[Dataset excerpts]
###

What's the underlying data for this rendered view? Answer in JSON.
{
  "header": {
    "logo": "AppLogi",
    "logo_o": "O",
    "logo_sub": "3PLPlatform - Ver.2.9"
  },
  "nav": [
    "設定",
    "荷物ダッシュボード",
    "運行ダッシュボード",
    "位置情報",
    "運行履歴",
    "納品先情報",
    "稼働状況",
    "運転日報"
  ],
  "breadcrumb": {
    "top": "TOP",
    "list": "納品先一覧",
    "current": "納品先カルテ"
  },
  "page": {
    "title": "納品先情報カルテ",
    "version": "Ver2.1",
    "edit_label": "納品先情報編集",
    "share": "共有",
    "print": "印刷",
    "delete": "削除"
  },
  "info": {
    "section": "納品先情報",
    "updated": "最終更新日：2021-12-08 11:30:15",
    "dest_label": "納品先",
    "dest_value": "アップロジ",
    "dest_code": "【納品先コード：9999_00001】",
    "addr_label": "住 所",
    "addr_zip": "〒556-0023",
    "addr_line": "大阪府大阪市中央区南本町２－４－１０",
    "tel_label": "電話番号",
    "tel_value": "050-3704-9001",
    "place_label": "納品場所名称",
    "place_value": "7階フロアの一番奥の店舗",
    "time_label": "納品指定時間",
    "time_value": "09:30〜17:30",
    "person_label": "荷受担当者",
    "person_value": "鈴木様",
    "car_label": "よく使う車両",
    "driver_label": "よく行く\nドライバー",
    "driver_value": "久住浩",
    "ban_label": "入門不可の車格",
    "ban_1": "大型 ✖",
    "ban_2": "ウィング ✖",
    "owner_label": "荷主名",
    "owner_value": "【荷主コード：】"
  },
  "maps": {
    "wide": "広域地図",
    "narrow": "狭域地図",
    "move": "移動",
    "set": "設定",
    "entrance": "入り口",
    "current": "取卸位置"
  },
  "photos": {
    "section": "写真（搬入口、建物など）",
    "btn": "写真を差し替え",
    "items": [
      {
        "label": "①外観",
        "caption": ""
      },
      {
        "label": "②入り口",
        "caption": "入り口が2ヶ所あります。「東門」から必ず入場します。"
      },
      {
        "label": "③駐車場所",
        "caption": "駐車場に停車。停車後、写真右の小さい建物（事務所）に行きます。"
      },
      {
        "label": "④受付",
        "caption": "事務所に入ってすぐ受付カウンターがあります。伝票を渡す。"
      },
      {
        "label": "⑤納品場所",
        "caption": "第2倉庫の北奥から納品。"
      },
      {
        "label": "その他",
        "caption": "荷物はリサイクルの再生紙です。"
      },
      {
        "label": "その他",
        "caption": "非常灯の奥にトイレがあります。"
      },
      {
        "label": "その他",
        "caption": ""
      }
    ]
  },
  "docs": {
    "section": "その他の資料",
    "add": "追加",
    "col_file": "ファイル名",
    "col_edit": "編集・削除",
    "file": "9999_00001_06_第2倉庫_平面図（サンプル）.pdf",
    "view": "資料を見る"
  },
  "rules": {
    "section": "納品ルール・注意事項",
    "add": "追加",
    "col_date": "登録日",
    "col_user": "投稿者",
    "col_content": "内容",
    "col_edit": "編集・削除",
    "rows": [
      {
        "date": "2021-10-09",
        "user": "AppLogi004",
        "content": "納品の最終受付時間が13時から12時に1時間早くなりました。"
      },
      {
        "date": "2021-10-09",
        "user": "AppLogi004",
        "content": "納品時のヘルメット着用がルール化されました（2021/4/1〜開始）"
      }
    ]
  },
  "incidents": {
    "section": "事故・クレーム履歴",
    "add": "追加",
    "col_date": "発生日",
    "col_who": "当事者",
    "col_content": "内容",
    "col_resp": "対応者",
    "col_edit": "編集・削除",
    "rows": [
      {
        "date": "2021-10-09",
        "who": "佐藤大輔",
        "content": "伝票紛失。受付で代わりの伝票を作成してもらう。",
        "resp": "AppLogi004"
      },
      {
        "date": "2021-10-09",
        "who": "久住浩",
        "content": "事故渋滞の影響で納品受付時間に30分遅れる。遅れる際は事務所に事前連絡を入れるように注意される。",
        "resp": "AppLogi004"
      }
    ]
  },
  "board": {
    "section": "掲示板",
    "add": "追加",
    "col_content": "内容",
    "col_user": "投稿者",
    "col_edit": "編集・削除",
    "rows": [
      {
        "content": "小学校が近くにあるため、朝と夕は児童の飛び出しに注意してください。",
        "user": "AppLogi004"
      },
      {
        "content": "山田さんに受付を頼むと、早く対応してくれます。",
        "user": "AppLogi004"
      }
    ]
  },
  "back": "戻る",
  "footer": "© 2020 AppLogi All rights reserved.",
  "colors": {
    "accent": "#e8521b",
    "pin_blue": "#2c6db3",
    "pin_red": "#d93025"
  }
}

###

Problem requirements: Go through the records above and retype each one exactly.

Problem solution:
What's the underlying data for this rendered view? Answer in JSON.
{
  "header": {
    "logo": "AppLogi",
    "logo_o": "O",
    "logo_sub": "3PLPlatform - Ver.2.9"
  },
  "nav": [
    "設定",
    "荷物ダッシュボード",
    "運行ダッシュボード",
    "位置情報",
    "運行履歴",
    "納品先情報",
    "稼働状況",
    "運転日報"
  ],
  "breadcrumb": {
    "top": "TOP",
    "list": "納品先一覧",
    "current": "納品先カルテ"
  },
  "page": {
    "title": "納品先情報カルテ",
    "version": "Ver2.1",
    "edit_label": "納品先情報編集",
    "share": "共有",
    "print": "印刷",
    "delete": "削除"
  },
  "info": {
    "section": "納品先情報",
    "updated": "最終更新日：2021-12-08 11:30:15",
    "dest_label": "納品先",
    "dest_value": "アップロジ",
    "dest_code": "【納品先コード：9999_00001】",
    "addr_label": "住 所",
    "addr_zip": "〒556-0023",
    "addr_line": "大阪府大阪市中央区南本町２－４－１０",
    "tel_label": "電話番号",
    "tel_value": "050-3704-9001",
    "place_label": "納品場所名称",
    "place_value": "7階フロアの一番奥の店舗",
    "time_label": "納品指定時間",
    "time_value": "09:30〜17:30",
    "person_label": "荷受担当者",
    "person_value": "鈴木様",
    "car_label": "よく使う車両",
    "driver_label": "よく行く\nドライバー",
    "driver_value": "久住浩",
    "ban_label": "入門不可の車格",
    "ban_1": "大型 ✖",
    "ban_2": "ウィング ✖",
    "owner_label": "荷主名",
    "owner_value": "【荷主コード：】"
  },
  "maps": {
    "wide": "広域地図",
    "narrow": "狭域地図",
    "move": "移動",
    "set": "設定",
    "entrance": "入り口",
    "current": "取卸位置"
  },
  "photos": {
    "section": "写真（搬入口、建物など）",
    "btn": "写真を差し替え",
    "items": [
      {
        "label": "①外観",
        "caption": ""
      },
      {
        "label": "②入り口",
        "caption": "入り口が2ヶ所あります。「東門」から必ず入場します。"
      },
      {
        "label": "③駐車場所",
        "caption": "駐車場に停車。停車後、写真右の小さい建物（事務所）に行きます。"
      },
      {
        "label": "④受付",
        "caption": "事務所に入ってすぐ受付カウンターがあります。伝票を渡す。"
      },
      {
        "label": "⑤納品場所",
        "caption": "第2倉庫の北奥から納品。"
      },
      {
        "label": "その他",
        "caption": "荷物はリサイクルの再生紙です。"
      },
      {
        "label": "その他",
        "caption": "非常灯の奥にトイレがあります。"
      },
      {
        "label": "その他",
        "caption": ""
      }
    ]
  },
  "docs": {
    "section": "その他の資料",
    "add": "追加",
    "col_file": "ファイル名",
    "col_edit": "編集・削除",
    "file": "9999_00001_06_第2倉庫_平面図（サンプル）.pdf",
    "view": "資料を見る"
  },
  "rules": {
    "section": "納品ルール・注意事項",
    "add": "追加",
    "col_date": "登録日",
    "col_user": "投稿者",
    "col_content": "内容",
    "col_edit": "編集・削除",
    "rows": [
      {
        "date": "2021-10-09",
        "user": "AppLogi004",
        "content": "納品の最終受付時間が13時から12時に1時間早くなりました。"
      },
      {
        "date": "2021-10-09",
        "user": "AppLogi004",
        "content": "納品時のヘルメット着用がルール化されました（2021/4/1〜開始）"
      }
    ]
  },
  "incidents": {
    "section": "事故・クレーム履歴",
    "add": "追加",
    "col_date": "発生日",
    "col_who": "当事者",
    "col_content": "内容",
    "col_resp": "対応者",
    "col_edit": "編集・削除",
    "rows": [
      {
        "date": "2021-10-09",
        "who": "佐藤大輔",
        "content": "伝票紛失。受付で代わりの伝票を作成してもらう。",
        "resp": "AppLogi004"
      },
      {
        "date": "2021-10-09",
        "who": "久住浩",
        "content": "事故渋滞の影響で納品受付時間に30分遅れる。遅れる際は事務所に事前連絡を入れるように注意される。",
        "resp": "AppLogi004"
      }
    ]
  },
  "board": {
    "section": "掲示板",
    "add": "追加",
    "col_content": "内容",
    "col_user": "投稿者",
    "col_edit": "編集・削除",
    "rows": [
      {
        "content": "小学校が近くにあるため、朝と夕は児童の飛び出しに注意してください。",
        "user": "AppLogi004"
      },
      {
        "content": "山田さんに受付を頼むと、早く対応してくれます。",
        "user": "AppLogi004"
      }
    ]
  },
  "back": "戻る",
  "footer": "© 2020 AppLogi All rights reserved.",
  "colors": {
    "accent": "#e8521b",
    "pin_blue": "#2c6db3",
    "pin_red": "#d93025"
  }
}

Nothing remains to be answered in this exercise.